SHORT EXERCISE: Find each line in the items that includes the string "separator", and copy those lines out in full.

# DATA IN THIS EXERCISE start

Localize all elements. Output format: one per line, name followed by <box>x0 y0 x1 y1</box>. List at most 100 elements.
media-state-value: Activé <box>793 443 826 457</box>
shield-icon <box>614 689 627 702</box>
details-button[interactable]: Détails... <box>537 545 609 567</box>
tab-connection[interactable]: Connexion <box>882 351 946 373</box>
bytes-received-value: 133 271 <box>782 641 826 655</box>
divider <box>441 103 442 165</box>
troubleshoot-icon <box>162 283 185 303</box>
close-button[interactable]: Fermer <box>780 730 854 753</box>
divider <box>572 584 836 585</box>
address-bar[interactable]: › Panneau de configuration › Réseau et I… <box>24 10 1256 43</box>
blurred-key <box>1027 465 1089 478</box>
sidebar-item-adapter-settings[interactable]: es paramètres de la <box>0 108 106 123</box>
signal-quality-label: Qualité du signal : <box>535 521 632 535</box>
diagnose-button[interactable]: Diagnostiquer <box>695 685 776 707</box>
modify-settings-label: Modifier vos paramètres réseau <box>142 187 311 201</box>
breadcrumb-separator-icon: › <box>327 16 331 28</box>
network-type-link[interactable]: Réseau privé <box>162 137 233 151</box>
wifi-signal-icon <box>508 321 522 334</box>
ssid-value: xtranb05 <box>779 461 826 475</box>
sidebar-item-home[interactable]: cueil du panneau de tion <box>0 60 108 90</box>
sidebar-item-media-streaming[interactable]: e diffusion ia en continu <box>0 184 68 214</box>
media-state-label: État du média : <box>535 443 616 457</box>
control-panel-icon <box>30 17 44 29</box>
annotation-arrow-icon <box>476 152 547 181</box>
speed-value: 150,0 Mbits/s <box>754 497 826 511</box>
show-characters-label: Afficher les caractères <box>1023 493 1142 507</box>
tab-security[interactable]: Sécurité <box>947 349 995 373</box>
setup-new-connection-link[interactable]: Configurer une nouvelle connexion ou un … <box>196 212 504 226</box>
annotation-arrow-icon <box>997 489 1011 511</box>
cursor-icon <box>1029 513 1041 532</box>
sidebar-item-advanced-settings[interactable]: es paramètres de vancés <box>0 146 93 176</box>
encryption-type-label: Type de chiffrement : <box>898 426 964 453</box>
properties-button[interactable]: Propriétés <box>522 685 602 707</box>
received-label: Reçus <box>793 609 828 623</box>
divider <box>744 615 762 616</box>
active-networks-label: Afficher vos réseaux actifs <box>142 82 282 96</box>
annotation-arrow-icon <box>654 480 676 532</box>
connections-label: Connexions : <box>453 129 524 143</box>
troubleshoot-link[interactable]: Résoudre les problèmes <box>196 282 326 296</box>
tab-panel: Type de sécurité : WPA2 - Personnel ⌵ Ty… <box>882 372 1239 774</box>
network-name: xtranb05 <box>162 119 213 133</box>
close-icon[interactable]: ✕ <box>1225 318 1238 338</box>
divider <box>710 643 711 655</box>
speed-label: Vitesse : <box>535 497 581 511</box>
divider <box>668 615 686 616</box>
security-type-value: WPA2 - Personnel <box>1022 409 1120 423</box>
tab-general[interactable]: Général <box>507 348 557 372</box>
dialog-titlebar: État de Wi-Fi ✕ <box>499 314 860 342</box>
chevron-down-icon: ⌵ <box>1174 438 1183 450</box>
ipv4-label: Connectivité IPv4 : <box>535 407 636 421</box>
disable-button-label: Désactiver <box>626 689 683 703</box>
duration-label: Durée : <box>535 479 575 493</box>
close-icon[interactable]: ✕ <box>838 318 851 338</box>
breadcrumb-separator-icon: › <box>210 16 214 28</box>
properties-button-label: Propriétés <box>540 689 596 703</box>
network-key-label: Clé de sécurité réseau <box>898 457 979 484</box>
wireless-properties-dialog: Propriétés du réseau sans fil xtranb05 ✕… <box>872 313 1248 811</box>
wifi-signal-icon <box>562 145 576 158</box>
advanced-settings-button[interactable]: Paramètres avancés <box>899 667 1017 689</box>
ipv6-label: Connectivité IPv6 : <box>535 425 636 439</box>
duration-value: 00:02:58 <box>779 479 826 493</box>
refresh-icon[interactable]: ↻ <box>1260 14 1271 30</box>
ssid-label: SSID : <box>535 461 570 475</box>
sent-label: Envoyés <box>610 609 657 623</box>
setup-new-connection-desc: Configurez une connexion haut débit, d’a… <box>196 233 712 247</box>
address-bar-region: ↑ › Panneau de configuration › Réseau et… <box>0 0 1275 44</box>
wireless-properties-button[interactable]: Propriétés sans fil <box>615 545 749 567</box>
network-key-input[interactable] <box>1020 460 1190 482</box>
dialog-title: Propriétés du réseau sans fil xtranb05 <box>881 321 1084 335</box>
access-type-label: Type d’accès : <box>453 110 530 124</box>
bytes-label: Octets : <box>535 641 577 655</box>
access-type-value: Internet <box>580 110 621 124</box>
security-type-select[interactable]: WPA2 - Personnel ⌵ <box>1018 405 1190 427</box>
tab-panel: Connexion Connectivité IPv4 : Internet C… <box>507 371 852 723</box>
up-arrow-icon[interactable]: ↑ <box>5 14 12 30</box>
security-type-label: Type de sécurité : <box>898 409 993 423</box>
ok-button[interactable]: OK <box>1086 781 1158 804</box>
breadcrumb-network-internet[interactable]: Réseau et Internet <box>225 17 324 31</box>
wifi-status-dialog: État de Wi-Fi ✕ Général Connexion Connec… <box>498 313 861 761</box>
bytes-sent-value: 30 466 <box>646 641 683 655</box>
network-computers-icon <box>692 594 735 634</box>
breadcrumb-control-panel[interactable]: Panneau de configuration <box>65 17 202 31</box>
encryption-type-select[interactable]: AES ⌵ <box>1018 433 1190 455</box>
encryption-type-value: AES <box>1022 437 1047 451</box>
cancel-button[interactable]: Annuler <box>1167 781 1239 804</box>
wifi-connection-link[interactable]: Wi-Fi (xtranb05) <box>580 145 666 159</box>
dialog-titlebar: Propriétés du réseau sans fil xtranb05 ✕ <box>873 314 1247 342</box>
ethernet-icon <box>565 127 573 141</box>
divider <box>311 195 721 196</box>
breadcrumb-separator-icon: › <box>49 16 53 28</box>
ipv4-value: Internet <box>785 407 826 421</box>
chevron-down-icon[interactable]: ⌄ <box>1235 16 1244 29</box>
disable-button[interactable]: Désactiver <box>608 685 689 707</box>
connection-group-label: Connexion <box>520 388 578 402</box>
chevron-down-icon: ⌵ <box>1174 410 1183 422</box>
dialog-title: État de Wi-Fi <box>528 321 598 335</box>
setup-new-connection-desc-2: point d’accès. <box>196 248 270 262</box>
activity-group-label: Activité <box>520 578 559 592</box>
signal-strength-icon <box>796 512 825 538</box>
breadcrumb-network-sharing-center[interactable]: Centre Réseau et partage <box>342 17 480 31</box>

# DATA IN THIS EXERCISE end

FULL SOLUTION:
breadcrumb-separator-icon: › <box>327 16 331 28</box>
breadcrumb-separator-icon: › <box>210 16 214 28</box>
breadcrumb-separator-icon: › <box>49 16 53 28</box>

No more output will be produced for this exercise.